Do this - Extract the data exactly, missing nothing.

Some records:
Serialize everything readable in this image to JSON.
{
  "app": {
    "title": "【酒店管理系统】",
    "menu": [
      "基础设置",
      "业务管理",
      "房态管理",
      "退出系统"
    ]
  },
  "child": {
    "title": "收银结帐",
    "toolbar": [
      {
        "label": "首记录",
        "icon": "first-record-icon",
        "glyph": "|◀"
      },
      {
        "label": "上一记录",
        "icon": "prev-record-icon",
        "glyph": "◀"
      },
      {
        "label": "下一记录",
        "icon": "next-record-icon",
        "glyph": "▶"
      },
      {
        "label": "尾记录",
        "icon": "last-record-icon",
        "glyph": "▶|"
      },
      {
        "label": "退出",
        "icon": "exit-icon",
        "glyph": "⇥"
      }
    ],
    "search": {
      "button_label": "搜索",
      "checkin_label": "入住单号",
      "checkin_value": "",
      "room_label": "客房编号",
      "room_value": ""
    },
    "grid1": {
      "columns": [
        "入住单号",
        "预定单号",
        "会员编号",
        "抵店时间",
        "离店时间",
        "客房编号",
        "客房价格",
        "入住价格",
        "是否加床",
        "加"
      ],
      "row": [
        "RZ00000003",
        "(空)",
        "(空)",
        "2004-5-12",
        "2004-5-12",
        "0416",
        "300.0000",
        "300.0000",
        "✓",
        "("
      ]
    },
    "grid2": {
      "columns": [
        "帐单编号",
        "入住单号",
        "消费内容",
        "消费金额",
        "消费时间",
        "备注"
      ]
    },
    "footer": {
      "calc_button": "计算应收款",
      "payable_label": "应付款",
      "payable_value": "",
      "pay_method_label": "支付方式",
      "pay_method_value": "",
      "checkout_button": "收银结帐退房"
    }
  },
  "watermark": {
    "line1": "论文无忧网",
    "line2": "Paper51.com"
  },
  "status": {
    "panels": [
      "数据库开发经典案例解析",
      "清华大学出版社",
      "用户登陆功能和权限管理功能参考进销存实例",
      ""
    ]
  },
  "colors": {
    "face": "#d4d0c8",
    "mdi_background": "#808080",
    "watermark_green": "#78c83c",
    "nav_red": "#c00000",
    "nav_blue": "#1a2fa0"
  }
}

The answer -
Serialize everything readable in this image to JSON.
{
  "app": {
    "title": "【酒店管理系统】",
    "menu": [
      "基础设置",
      "业务管理",
      "房态管理",
      "退出系统"
    ]
  },
  "child": {
    "title": "收银结帐",
    "toolbar": [
      {
        "label": "首记录",
        "icon": "first-record-icon",
        "glyph": "|◀"
      },
      {
        "label": "上一记录",
        "icon": "prev-record-icon",
        "glyph": "◀"
      },
      {
        "label": "下一记录",
        "icon": "next-record-icon",
        "glyph": "▶"
      },
      {
        "label": "尾记录",
        "icon": "last-record-icon",
        "glyph": "▶|"
      },
      {
        "label": "退出",
        "icon": "exit-icon",
        "glyph": "⇥"
      }
    ],
    "search": {
      "button_label": "搜索",
      "checkin_label": "入住单号",
      "checkin_value": "",
      "room_label": "客房编号",
      "room_value": ""
    },
    "grid1": {
      "columns": [
        "入住单号",
        "预定单号",
        "会员编号",
        "抵店时间",
        "离店时间",
        "客房编号",
        "客房价格",
        "入住价格",
        "是否加床",
        "加"
      ],
      "row": [
        "RZ00000003",
        "(空)",
        "(空)",
        "2004-5-12",
        "2004-5-12",
        "0416",
        "300.0000",
        "300.0000",
        "✓",
        "("
      ]
    },
    "grid2": {
      "columns": [
        "帐单编号",
        "入住单号",
        "消费内容",
        "消费金额",
        "消费时间",
        "备注"
      ]
    },
    "footer": {
      "calc_button": "计算应收款",
      "payable_label": "应付款",
      "payable_value": "",
      "pay_method_label": "支付方式",
      "pay_method_value": "",
      "checkout_button": "收银结帐退房"
    }
  },
  "watermark": {
    "line1": "论文无忧网",
    "line2": "Paper51.com"
  },
  "status": {
    "panels": [
      "数据库开发经典案例解析",
      "清华大学出版社",
      "用户登陆功能和权限管理功能参考进销存实例",
      ""
    ]
  },
  "colors": {
    "face": "#d4d0c8",
    "mdi_background": "#808080",
    "watermark_green": "#78c83c",
    "nav_red": "#c00000",
    "nav_blue": "#1a2fa0"
  }
}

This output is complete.